-- Start --

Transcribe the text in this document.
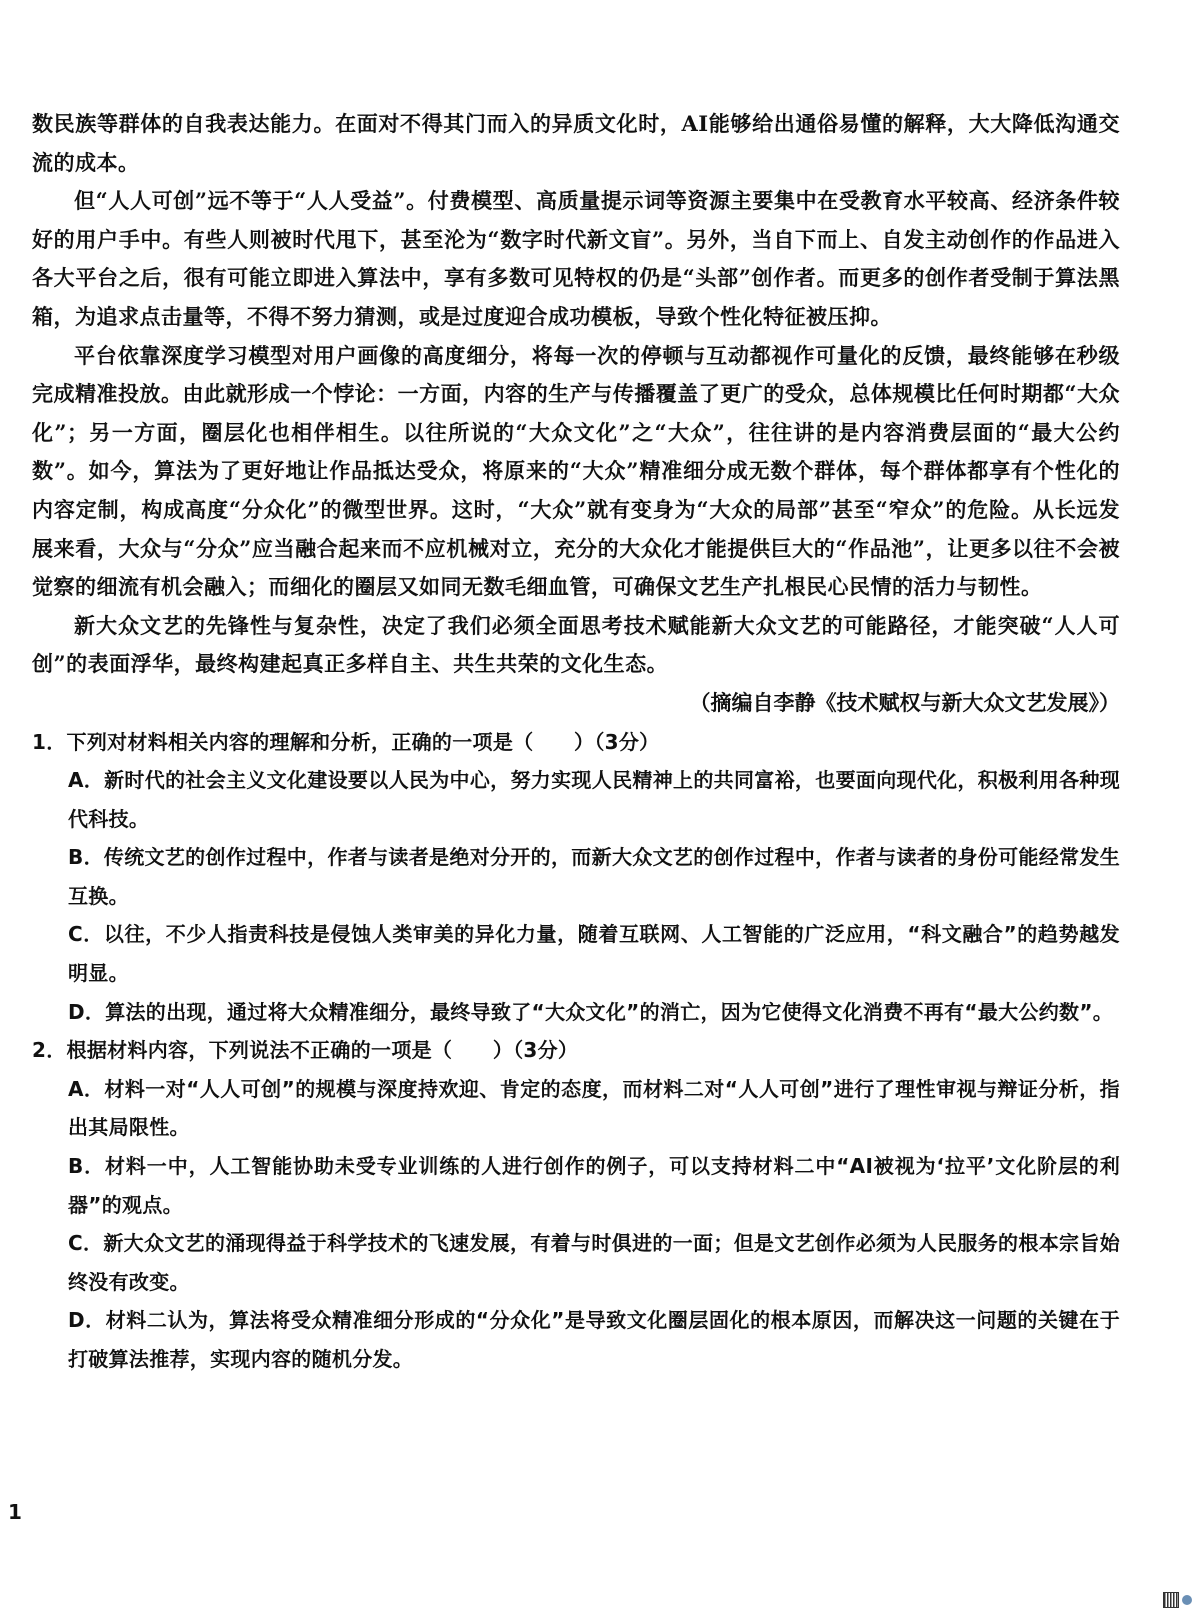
数民族等群体的自我表达能力。在面对不得其门而入的异质文化时，AI能够给出通俗易懂的解释，大大降低沟通交流的成本。

但“人人可创”远不等于“人人受益”。付费模型、高质量提示词等资源主要集中在受教育水平较高、经济条件较好的用户手中。有些人则被时代甩下，甚至沦为“数字时代新文盲”。另外，当自下而上、自发主动创作的作品进入各大平台之后，很有可能立即进入算法中，享有多数可见特权的仍是“头部”创作者。而更多的创作者受制于算法黑箱，为追求点击量等，不得不努力猜测，或是过度迎合成功模板，导致个性化特征被压抑。

平台依靠深度学习模型对用户画像的高度细分，将每一次的停顿与互动都视作可量化的反馈，最终能够在秒级完成精准投放。由此就形成一个悖论：一方面，内容的生产与传播覆盖了更广的受众，总体规模比任何时期都“大众化”；另一方面，圈层化也相伴相生。以往所说的“大众文化”之“大众”，往往讲的是内容消费层面的“最大公约数”。如今，算法为了更好地让作品抵达受众，将原来的“大众”精准细分成无数个群体，每个群体都享有个性化的内容定制，构成高度“分众化”的微型世界。这时，“大众”就有变身为“大众的局部”甚至“窄众”的危险。从长远发展来看，大众与“分众”应当融合起来而不应机械对立，充分的大众化才能提供巨大的“作品池”，让更多以往不会被觉察的细流有机会融入；而细化的圈层又如同无数毛细血管，可确保文艺生产扎根民心民情的活力与韧性。

新大众文艺的先锋性与复杂性，决定了我们必须全面思考技术赋能新大众文艺的可能路径，才能突破“人人可创”的表面浮华，最终构建起真正多样自主、共生共荣的文化生态。

（摘编自李静《技术赋权与新大众文艺发展》）

1．下列对材料相关内容的理解和分析，正确的一项是（　　）（3分）

A．新时代的社会主义文化建设要以人民为中心，努力实现人民精神上的共同富裕，也要面向现代化，积极利用各种现代科技。

B．传统文艺的创作过程中，作者与读者是绝对分开的，而新大众文艺的创作过程中，作者与读者的身份可能经常发生互换。

C．以往，不少人指责科技是侵蚀人类审美的异化力量，随着互联网、人工智能的广泛应用，“科文融合”的趋势越发明显。

D．算法的出现，通过将大众精准细分，最终导致了“大众文化”的消亡，因为它使得文化消费不再有“最大公约数”。

2．根据材料内容，下列说法不正确的一项是（　　）（3分）

A．材料一对“人人可创”的规模与深度持欢迎、肯定的态度，而材料二对“人人可创”进行了理性审视与辩证分析，指出其局限性。

B．材料一中，人工智能协助未受专业训练的人进行创作的例子，可以支持材料二中“AI被视为‘拉平’文化阶层的利器”的观点。

C．新大众文艺的涌现得益于科学技术的飞速发展，有着与时俱进的一面；但是文艺创作必须为人民服务的根本宗旨始终没有改变。

D．材料二认为，算法将受众精准细分形成的“分众化”是导致文化圈层固化的根本原因，而解决这一问题的关键在于打破算法推荐，实现内容的随机分发。

1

-- End --

## Requirement
Repeat the data in full and exactly. Omit pictures.

## Result of this task
Transcribe the text in this document.
数民族等群体的自我表达能力。在面对不得其门而入的异质文化时，AI能够给出通俗易懂的解释，大大降低沟通交流的成本。

但“人人可创”远不等于“人人受益”。付费模型、高质量提示词等资源主要集中在受教育水平较高、经济条件较好的用户手中。有些人则被时代甩下，甚至沦为“数字时代新文盲”。另外，当自下而上、自发主动创作的作品进入各大平台之后，很有可能立即进入算法中，享有多数可见特权的仍是“头部”创作者。而更多的创作者受制于算法黑箱，为追求点击量等，不得不努力猜测，或是过度迎合成功模板，导致个性化特征被压抑。

平台依靠深度学习模型对用户画像的高度细分，将每一次的停顿与互动都视作可量化的反馈，最终能够在秒级完成精准投放。由此就形成一个悖论：一方面，内容的生产与传播覆盖了更广的受众，总体规模比任何时期都“大众化”；另一方面，圈层化也相伴相生。以往所说的“大众文化”之“大众”，往往讲的是内容消费层面的“最大公约数”。如今，算法为了更好地让作品抵达受众，将原来的“大众”精准细分成无数个群体，每个群体都享有个性化的内容定制，构成高度“分众化”的微型世界。这时，“大众”就有变身为“大众的局部”甚至“窄众”的危险。从长远发展来看，大众与“分众”应当融合起来而不应机械对立，充分的大众化才能提供巨大的“作品池”，让更多以往不会被觉察的细流有机会融入；而细化的圈层又如同无数毛细血管，可确保文艺生产扎根民心民情的活力与韧性。

新大众文艺的先锋性与复杂性，决定了我们必须全面思考技术赋能新大众文艺的可能路径，才能突破“人人可创”的表面浮华，最终构建起真正多样自主、共生共荣的文化生态。

（摘编自李静《技术赋权与新大众文艺发展》）

1．下列对材料相关内容的理解和分析，正确的一项是（　　）（3分）

A．新时代的社会主义文化建设要以人民为中心，努力实现人民精神上的共同富裕，也要面向现代化，积极利用各种现代科技。

B．传统文艺的创作过程中，作者与读者是绝对分开的，而新大众文艺的创作过程中，作者与读者的身份可能经常发生互换。

C．以往，不少人指责科技是侵蚀人类审美的异化力量，随着互联网、人工智能的广泛应用，“科文融合”的趋势越发明显。

D．算法的出现，通过将大众精准细分，最终导致了“大众文化”的消亡，因为它使得文化消费不再有“最大公约数”。

2．根据材料内容，下列说法不正确的一项是（　　）（3分）

A．材料一对“人人可创”的规模与深度持欢迎、肯定的态度，而材料二对“人人可创”进行了理性审视与辩证分析，指出其局限性。

B．材料一中，人工智能协助未受专业训练的人进行创作的例子，可以支持材料二中“AI被视为‘拉平’文化阶层的利器”的观点。

C．新大众文艺的涌现得益于科学技术的飞速发展，有着与时俱进的一面；但是文艺创作必须为人民服务的根本宗旨始终没有改变。

D．材料二认为，算法将受众精准细分形成的“分众化”是导致文化圈层固化的根本原因，而解决这一问题的关键在于打破算法推荐，实现内容的随机分发。

1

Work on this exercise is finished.